Extracted data entries:
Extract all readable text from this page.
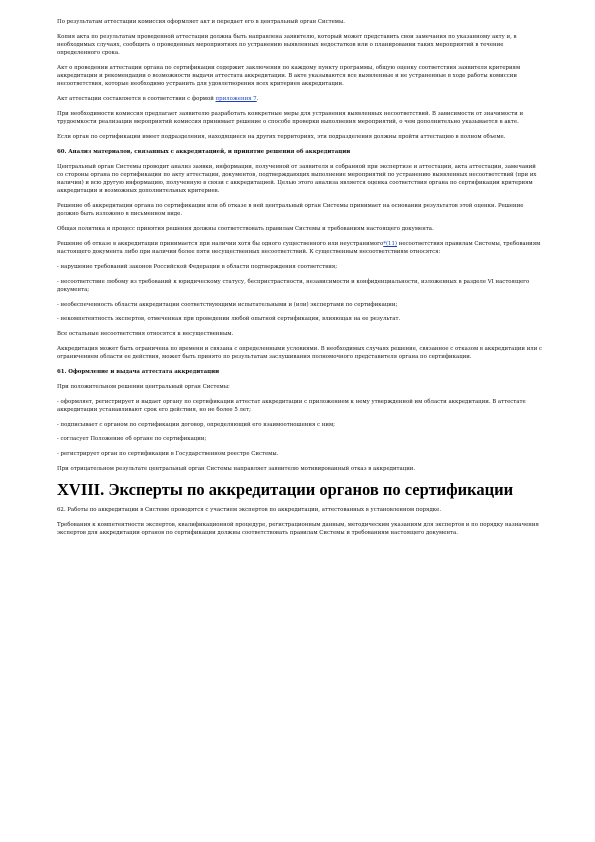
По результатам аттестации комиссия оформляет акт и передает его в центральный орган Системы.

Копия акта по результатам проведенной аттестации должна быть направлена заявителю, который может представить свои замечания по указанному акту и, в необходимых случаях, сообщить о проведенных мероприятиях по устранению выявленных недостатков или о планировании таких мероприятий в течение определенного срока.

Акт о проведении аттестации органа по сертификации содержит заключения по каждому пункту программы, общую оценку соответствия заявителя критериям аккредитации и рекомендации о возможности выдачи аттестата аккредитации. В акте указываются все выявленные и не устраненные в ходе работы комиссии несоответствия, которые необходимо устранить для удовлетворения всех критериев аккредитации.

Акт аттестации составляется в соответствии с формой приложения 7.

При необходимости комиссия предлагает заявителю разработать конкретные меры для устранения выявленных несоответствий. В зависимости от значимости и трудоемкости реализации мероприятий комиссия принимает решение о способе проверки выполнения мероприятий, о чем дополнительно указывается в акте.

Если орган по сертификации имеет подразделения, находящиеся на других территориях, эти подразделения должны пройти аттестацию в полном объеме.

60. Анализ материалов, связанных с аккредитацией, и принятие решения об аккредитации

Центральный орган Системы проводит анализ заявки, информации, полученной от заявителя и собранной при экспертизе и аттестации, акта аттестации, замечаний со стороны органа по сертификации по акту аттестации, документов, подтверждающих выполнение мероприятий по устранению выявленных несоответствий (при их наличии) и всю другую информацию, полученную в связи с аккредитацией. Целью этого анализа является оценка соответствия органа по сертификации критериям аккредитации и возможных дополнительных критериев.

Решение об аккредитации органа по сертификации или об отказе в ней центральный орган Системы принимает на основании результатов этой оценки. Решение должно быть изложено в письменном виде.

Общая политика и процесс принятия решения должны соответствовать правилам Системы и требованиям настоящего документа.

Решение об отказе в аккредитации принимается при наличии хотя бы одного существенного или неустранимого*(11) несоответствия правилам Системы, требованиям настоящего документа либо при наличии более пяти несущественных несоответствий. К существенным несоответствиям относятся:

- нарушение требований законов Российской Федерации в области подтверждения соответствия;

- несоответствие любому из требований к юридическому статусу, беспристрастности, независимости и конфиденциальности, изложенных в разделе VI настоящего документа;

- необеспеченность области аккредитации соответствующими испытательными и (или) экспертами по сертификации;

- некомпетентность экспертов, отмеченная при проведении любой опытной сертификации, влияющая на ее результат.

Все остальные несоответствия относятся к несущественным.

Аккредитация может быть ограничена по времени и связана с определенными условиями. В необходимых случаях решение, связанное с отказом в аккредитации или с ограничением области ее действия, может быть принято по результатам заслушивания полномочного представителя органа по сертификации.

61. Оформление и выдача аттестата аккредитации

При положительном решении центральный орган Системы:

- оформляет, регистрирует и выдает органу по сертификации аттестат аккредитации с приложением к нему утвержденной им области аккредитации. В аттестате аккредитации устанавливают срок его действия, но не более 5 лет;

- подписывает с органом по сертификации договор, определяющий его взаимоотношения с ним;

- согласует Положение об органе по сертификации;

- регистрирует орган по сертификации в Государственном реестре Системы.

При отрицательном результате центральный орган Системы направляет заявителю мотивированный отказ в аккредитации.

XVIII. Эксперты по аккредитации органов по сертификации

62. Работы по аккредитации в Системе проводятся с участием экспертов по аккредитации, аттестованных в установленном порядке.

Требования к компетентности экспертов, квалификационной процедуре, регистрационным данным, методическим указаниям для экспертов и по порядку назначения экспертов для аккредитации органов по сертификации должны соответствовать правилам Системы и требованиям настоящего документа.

What to produce:
Copy every single line of the material above that holds "выявленных".

Response:
Копия акта по результатам проведенной аттестации должна быть направлена заявителю, который может представить свои замечания по указанному акту и, в необходимых случаях, сообщить о проведенных мероприятиях по устранению выявленных недостатков или о планировании таких мероприятий в течение определенного срока.
При необходимости комиссия предлагает заявителю разработать конкретные меры для устранения выявленных несоответствий. В зависимости от значимости и трудоемкости реализации мероприятий комиссия принимает решение о способе проверки выполнения мероприятий, о чем дополнительно указывается в акте.
Центральный орган Системы проводит анализ заявки, информации, полученной от заявителя и собранной при экспертизе и аттестации, акта аттестации, замечаний со стороны органа по сертификации по акту аттестации, документов, подтверждающих выполнение мероприятий по устранению выявленных несоответствий (при их наличии) и всю другую информацию, полученную в связи с аккредитацией. Целью этого анализа является оценка соответствия органа по сертификации критериям аккредитации и возможных дополнительных критериев.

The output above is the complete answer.